Copy every line of the following data that includes the string "月投资报告".

▶ DATA SECTION:
=======

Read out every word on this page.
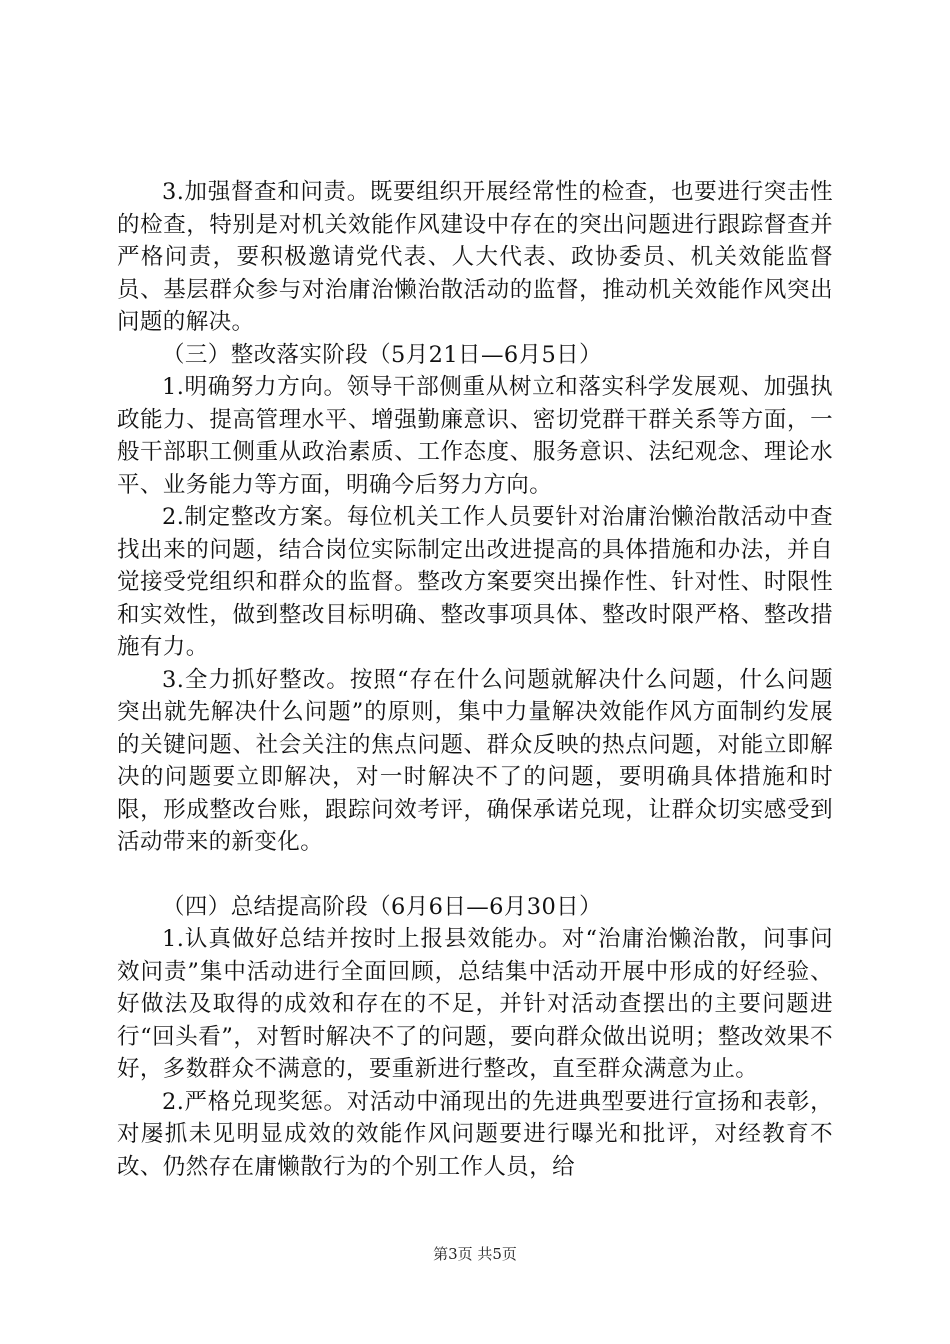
3.加强督查和问责。既要组织开展经常性的检查，也要进行突击性的检查，特别是对机关效能作风建设中存在的突出问题进行跟踪督查并严格问责，要积极邀请党代表、人大代表、政协委员、机关效能监督员、基层群众参与对治庸治懒治散活动的监督，推动机关效能作风突出问题的解决。

（三）整改落实阶段（5月21日—6月5日）

1.明确努力方向。领导干部侧重从树立和落实科学发展观、加强执政能力、提高管理水平、增强勤廉意识、密切党群干群关系等方面，一般干部职工侧重从政治素质、工作态度、服务意识、法纪观念、理论水平、业务能力等方面，明确今后努力方向。

2.制定整改方案。每位机关工作人员要针对治庸治懒治散活动中查找出来的问题，结合岗位实际制定出改进提高的具体措施和办法，并自觉接受党组织和群众的监督。整改方案要突出操作性、针对性、时限性和实效性，做到整改目标明确、整改事项具体、整改时限严格、整改措施有力。

3.全力抓好整改。按照“存在什么问题就解决什么问题，什么问题突出就先解决什么问题”的原则，集中力量解决效能作风方面制约发展的关键问题、社会关注的焦点问题、群众反映的热点问题，对能立即解决的问题要立即解决，对一时解决不了的问题，要明确具体措施和时限，形成整改台账，跟踪问效考评，确保承诺兑现，让群众切实感受到活动带来的新变化。

（四）总结提高阶段（6月6日—6月30日）

1.认真做好总结并按时上报县效能办。对“治庸治懒治散，问事问效问责”集中活动进行全面回顾，总结集中活动开展中形成的好经验、好做法及取得的成效和存在的不足，并针对活动查摆出的主要问题进行“回头看”，对暂时解决不了的问题，要向群众做出说明；整改效果不好，多数群众不满意的，要重新进行整改，直至群众满意为止。

2.严格兑现奖惩。对活动中涌现出的先进典型要进行宣扬和表彰，对屡抓未见明显成效的效能作风问题要进行曝光和批评，对经教育不改、仍然存在庸懒散行为的个别工作人员，给

第3页 共5页
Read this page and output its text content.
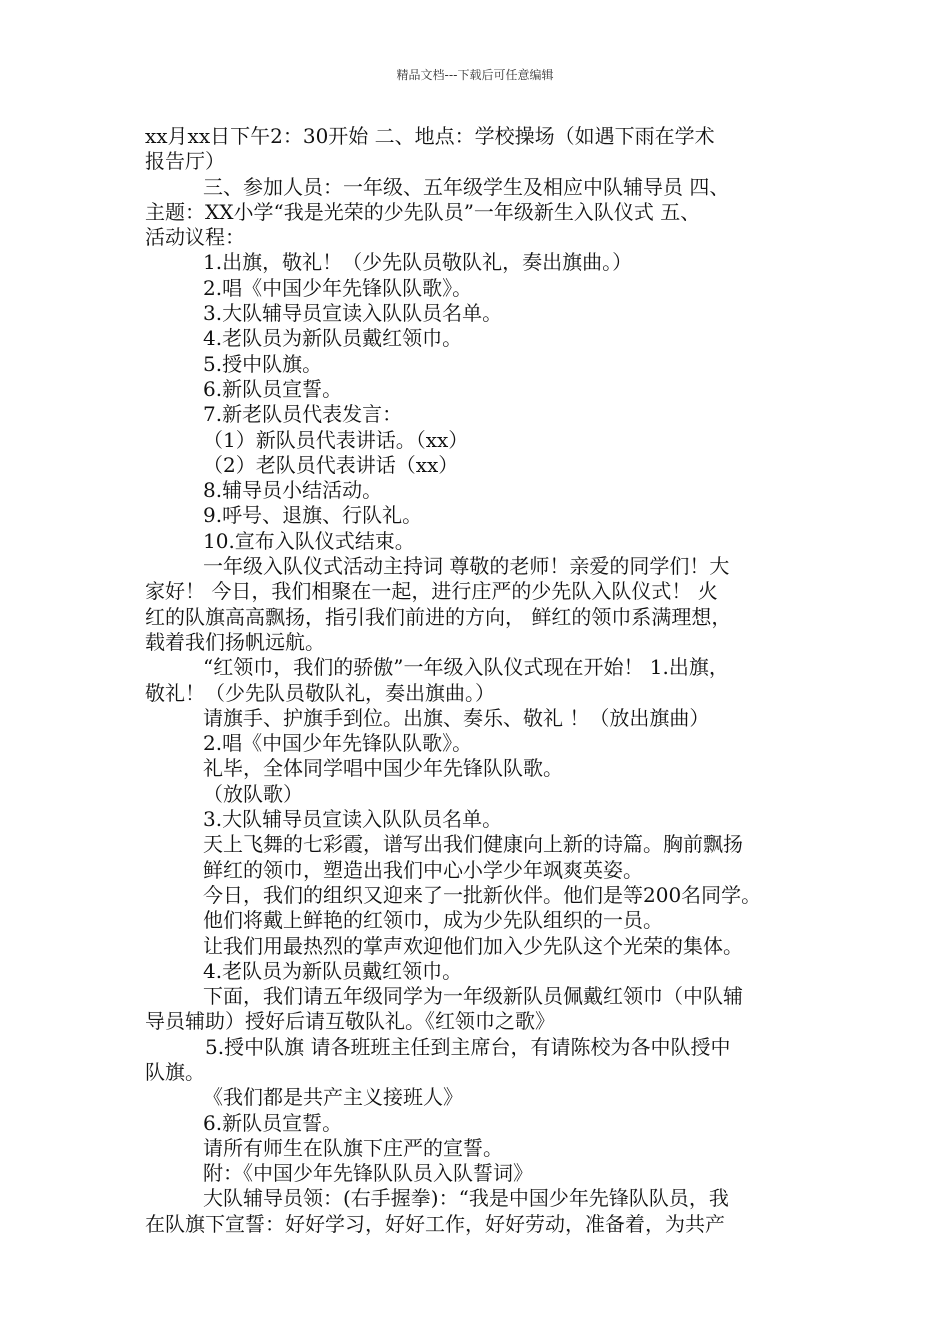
精品文档---下载后可任意编辑
xx月xx日下午2：30开始 二、地点：学校操场（如遇下雨在学术
报告厅）
三、参加人员：一年级、五年级学生及相应中队辅导员 四、
主题：XX小学“我是光荣的少先队员”一年级新生入队仪式 五、
活动议程：
1.出旗，敬礼！（少先队员敬队礼，奏出旗曲。）
2.唱《中国少年先锋队队歌》。
3.大队辅导员宣读入队队员名单。
4.老队员为新队员戴红领巾。
5.授中队旗。
6.新队员宣誓。
7.新老队员代表发言：
（1）新队员代表讲话。（xx）
（2）老队员代表讲话（xx）
8.辅导员小结活动。
9.呼号、退旗、行队礼。
10.宣布入队仪式结束。
一年级入队仪式活动主持词 尊敬的老师！亲爱的同学们！大
家好！ 今日，我们相聚在一起，进行庄严的少先队入队仪式！ 火
红的队旗高高飘扬，指引我们前进的方向， 鲜红的领巾系满理想，
载着我们扬帆远航。
“红领巾，我们的骄傲”一年级入队仪式现在开始！ 1.出旗，
敬礼！（少先队员敬队礼，奏出旗曲。）
请旗手、护旗手到位。出旗、奏乐、敬礼 ！（放出旗曲）
2.唱《中国少年先锋队队歌》。
礼毕，全体同学唱中国少年先锋队队歌。
（放队歌）
3.大队辅导员宣读入队队员名单。
天上飞舞的七彩霞，谱写出我们健康向上新的诗篇。胸前飘扬
鲜红的领巾，塑造出我们中心小学少年飒爽英姿。
今日，我们的组织又迎来了一批新伙伴。他们是等200名同学。
他们将戴上鲜艳的红领巾，成为少先队组织的一员。
让我们用最热烈的掌声欢迎他们加入少先队这个光荣的集体。
4.老队员为新队员戴红领巾。
下面，我们请五年级同学为一年级新队员佩戴红领巾（中队辅
导员辅助）授好后请互敬队礼。《红领巾之歌》
5.授中队旗 请各班班主任到主席台，有请陈校为各中队授中
队旗。
《我们都是共产主义接班人》
6.新队员宣誓。
请所有师生在队旗下庄严的宣誓。
附：《中国少年先锋队队员入队誓词》
大队辅导员领：(右手握拳)：“我是中国少年先锋队队员，我
在队旗下宣誓：好好学习，好好工作，好好劳动，准备着，为共产
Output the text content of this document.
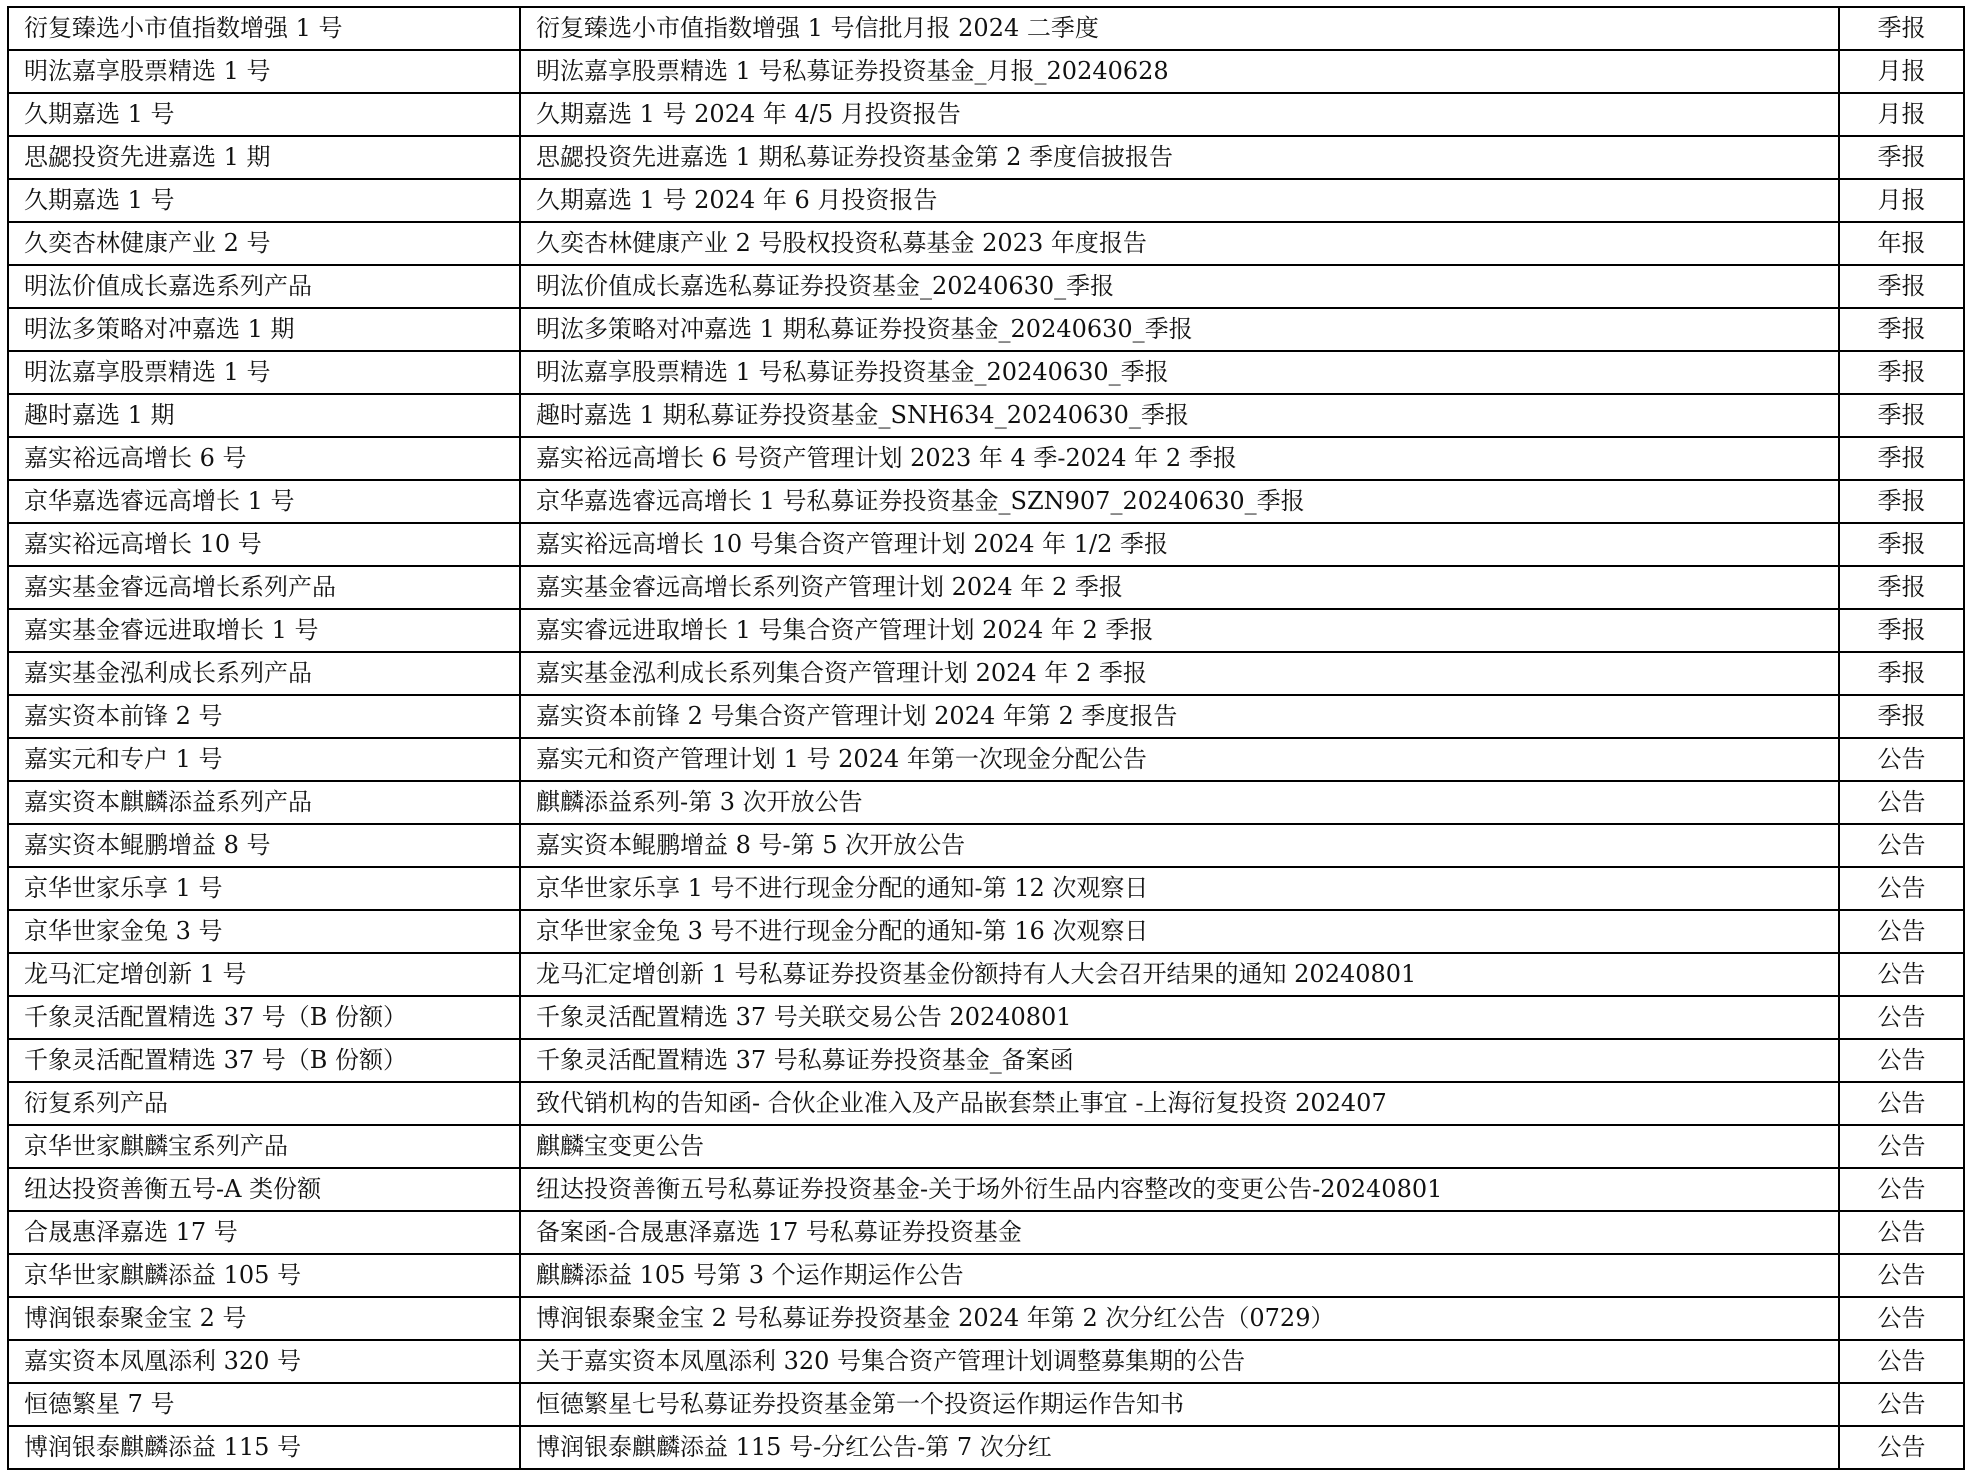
衍复臻选小市值指数增强 1 号	衍复臻选小市值指数增强 1 号信批月报 2024 二季度	季报
明汯嘉享股票精选 1 号	明汯嘉享股票精选 1 号私募证券投资基金_月报_20240628	月报
久期嘉选 1 号	久期嘉选 1 号 2024 年 4/5 月投资报告	月报
思勰投资先进嘉选 1 期	思勰投资先进嘉选 1 期私募证券投资基金第 2 季度信披报告	季报
久期嘉选 1 号	久期嘉选 1 号 2024 年 6 月投资报告	月报
久奕杏林健康产业 2 号	久奕杏林健康产业 2 号股权投资私募基金 2023 年度报告	年报
明汯价值成长嘉选系列产品	明汯价值成长嘉选私募证券投资基金_20240630_季报	季报
明汯多策略对冲嘉选 1 期	明汯多策略对冲嘉选 1 期私募证券投资基金_20240630_季报	季报
明汯嘉享股票精选 1 号	明汯嘉享股票精选 1 号私募证券投资基金_20240630_季报	季报
趣时嘉选 1 期	趣时嘉选 1 期私募证券投资基金_SNH634_20240630_季报	季报
嘉实裕远高增长 6 号	嘉实裕远高增长 6 号资产管理计划 2023 年 4 季-2024 年 2 季报	季报
京华嘉选睿远高增长 1 号	京华嘉选睿远高增长 1 号私募证券投资基金_SZN907_20240630_季报	季报
嘉实裕远高增长 10 号	嘉实裕远高增长 10 号集合资产管理计划 2024 年 1/2 季报	季报
嘉实基金睿远高增长系列产品	嘉实基金睿远高增长系列资产管理计划 2024 年 2 季报	季报
嘉实基金睿远进取增长 1 号	嘉实睿远进取增长 1 号集合资产管理计划 2024 年 2 季报	季报
嘉实基金泓利成长系列产品	嘉实基金泓利成长系列集合资产管理计划 2024 年 2 季报	季报
嘉实资本前锋 2 号	嘉实资本前锋 2 号集合资产管理计划 2024 年第 2 季度报告	季报
嘉实元和专户 1 号	嘉实元和资产管理计划 1 号 2024 年第一次现金分配公告	公告
嘉实资本麒麟添益系列产品	麒麟添益系列-第 3 次开放公告	公告
嘉实资本鲲鹏增益 8 号	嘉实资本鲲鹏增益 8 号-第 5 次开放公告	公告
京华世家乐享 1 号	京华世家乐享 1 号不进行现金分配的通知-第 12 次观察日	公告
京华世家金兔 3 号	京华世家金兔 3 号不进行现金分配的通知-第 16 次观察日	公告
龙马汇定增创新 1 号	龙马汇定增创新 1 号私募证券投资基金份额持有人大会召开结果的通知 20240801	公告
千象灵活配置精选 37 号（B 份额）	千象灵活配置精选 37 号关联交易公告 20240801	公告
千象灵活配置精选 37 号（B 份额）	千象灵活配置精选 37 号私募证券投资基金_备案函	公告
衍复系列产品	致代销机构的告知函- 合伙企业准入及产品嵌套禁止事宜 -上海衍复投资 202407	公告
京华世家麒麟宝系列产品	麒麟宝变更公告	公告
纽达投资善衡五号-A 类份额	纽达投资善衡五号私募证券投资基金-关于场外衍生品内容整改的变更公告-20240801	公告
合晟惠泽嘉选 17 号	备案函-合晟惠泽嘉选 17 号私募证券投资基金	公告
京华世家麒麟添益 105 号	麒麟添益 105 号第 3 个运作期运作公告	公告
博润银泰聚金宝 2 号	博润银泰聚金宝 2 号私募证券投资基金 2024 年第 2 次分红公告（0729）	公告
嘉实资本凤凰添利 320 号	关于嘉实资本凤凰添利 320 号集合资产管理计划调整募集期的公告	公告
恒德繁星 7 号	恒德繁星七号私募证券投资基金第一个投资运作期运作告知书	公告
博润银泰麒麟添益 115 号	博润银泰麒麟添益 115 号-分红公告-第 7 次分红	公告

=======

▶ RESPONSE TO THE TASK:
久期嘉选 1 号	久期嘉选 1 号 2024 年 4/5 月投资报告	月报
久期嘉选 1 号	久期嘉选 1 号 2024 年 6 月投资报告	月报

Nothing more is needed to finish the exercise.